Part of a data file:
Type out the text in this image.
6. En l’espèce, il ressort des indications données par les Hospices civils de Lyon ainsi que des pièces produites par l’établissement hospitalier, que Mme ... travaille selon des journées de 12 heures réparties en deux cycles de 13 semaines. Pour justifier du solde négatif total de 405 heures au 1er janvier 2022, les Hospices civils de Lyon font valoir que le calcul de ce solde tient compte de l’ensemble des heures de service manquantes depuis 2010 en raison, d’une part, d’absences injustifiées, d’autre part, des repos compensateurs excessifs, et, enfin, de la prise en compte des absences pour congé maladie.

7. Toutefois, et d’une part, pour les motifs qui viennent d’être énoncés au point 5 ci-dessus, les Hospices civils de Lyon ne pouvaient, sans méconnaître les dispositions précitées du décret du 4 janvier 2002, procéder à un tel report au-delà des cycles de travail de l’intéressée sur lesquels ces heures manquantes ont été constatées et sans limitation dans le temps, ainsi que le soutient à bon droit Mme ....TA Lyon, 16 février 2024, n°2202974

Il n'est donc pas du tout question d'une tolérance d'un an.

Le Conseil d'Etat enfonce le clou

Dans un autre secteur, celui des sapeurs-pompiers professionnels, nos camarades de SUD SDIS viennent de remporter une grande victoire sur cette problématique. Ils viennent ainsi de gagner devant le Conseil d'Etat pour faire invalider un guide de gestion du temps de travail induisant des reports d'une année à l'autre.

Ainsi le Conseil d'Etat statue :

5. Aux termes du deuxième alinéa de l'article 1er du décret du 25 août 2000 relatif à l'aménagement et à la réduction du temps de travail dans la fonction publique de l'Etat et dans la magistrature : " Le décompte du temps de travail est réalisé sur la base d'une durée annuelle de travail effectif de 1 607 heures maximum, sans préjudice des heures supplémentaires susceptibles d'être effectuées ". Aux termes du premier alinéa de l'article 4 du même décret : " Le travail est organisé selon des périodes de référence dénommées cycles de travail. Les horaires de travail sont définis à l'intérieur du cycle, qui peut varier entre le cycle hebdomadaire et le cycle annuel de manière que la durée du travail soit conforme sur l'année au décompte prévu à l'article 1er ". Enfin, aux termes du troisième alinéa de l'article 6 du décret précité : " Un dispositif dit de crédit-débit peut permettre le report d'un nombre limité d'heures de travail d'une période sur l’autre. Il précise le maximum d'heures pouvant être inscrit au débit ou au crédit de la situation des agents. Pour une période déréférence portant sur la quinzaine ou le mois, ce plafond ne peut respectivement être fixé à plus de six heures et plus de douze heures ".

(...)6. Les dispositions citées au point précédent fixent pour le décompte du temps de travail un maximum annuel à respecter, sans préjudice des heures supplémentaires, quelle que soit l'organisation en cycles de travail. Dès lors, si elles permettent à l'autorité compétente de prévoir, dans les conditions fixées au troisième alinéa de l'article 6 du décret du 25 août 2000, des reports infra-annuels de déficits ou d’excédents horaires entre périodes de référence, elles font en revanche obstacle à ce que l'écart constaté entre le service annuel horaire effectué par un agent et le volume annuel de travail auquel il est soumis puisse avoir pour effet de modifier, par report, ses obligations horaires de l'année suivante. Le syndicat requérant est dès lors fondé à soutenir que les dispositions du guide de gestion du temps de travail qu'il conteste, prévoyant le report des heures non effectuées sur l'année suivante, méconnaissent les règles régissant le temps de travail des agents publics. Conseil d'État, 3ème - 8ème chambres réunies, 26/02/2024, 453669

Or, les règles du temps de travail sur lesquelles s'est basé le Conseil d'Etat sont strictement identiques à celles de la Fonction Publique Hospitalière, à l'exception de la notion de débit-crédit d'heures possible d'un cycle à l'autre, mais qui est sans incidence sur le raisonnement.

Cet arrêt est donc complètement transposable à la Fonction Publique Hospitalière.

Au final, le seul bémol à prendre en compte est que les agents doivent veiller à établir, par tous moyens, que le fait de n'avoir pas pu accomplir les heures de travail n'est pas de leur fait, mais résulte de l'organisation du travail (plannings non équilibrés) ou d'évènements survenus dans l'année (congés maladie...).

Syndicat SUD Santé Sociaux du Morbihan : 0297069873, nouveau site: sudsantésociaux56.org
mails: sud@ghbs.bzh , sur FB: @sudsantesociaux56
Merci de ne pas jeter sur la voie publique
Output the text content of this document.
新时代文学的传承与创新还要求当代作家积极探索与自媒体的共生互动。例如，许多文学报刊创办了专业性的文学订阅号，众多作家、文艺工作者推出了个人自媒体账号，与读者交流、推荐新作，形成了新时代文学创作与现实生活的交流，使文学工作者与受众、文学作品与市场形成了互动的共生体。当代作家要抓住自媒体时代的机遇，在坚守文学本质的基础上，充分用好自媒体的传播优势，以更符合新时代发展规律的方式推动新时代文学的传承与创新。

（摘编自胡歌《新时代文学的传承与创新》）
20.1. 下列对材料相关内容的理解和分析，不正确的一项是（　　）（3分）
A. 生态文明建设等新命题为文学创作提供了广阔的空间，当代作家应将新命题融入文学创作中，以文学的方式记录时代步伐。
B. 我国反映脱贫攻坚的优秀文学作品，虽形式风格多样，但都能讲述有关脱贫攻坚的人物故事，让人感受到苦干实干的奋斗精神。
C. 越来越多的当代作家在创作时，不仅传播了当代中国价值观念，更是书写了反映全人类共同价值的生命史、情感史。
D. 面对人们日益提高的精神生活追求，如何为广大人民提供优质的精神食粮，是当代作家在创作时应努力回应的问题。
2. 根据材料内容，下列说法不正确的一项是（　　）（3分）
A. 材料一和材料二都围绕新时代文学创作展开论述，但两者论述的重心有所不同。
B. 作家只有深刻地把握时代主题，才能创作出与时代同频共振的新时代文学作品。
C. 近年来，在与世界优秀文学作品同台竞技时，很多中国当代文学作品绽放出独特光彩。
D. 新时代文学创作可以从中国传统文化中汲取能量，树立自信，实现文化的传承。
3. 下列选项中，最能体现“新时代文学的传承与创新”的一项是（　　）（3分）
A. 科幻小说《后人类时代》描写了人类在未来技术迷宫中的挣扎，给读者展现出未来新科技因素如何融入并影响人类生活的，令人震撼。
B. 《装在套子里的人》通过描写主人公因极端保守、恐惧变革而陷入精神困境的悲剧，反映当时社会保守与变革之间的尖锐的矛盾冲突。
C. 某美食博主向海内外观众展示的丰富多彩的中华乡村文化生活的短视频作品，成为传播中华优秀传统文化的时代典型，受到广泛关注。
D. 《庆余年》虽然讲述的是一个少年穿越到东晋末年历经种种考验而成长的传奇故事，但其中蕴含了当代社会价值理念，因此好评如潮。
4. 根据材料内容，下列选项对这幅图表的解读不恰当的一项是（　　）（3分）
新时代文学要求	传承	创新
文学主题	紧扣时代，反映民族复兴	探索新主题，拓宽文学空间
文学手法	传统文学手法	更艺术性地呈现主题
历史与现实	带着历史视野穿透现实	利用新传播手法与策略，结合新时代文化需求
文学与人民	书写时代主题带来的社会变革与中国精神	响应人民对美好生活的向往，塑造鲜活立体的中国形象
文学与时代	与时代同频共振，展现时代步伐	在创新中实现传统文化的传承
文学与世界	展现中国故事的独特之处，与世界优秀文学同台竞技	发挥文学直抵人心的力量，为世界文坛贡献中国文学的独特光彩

▶ **Aim of the exercise**
Collect from the data above every line that includes "donc".

▶ **Output of the exercise**
Il n'est donc pas du tout question d'une tolérance d'un an.
Cet arrêt est donc complètement transposable à la Fonction Publique Hospitalière.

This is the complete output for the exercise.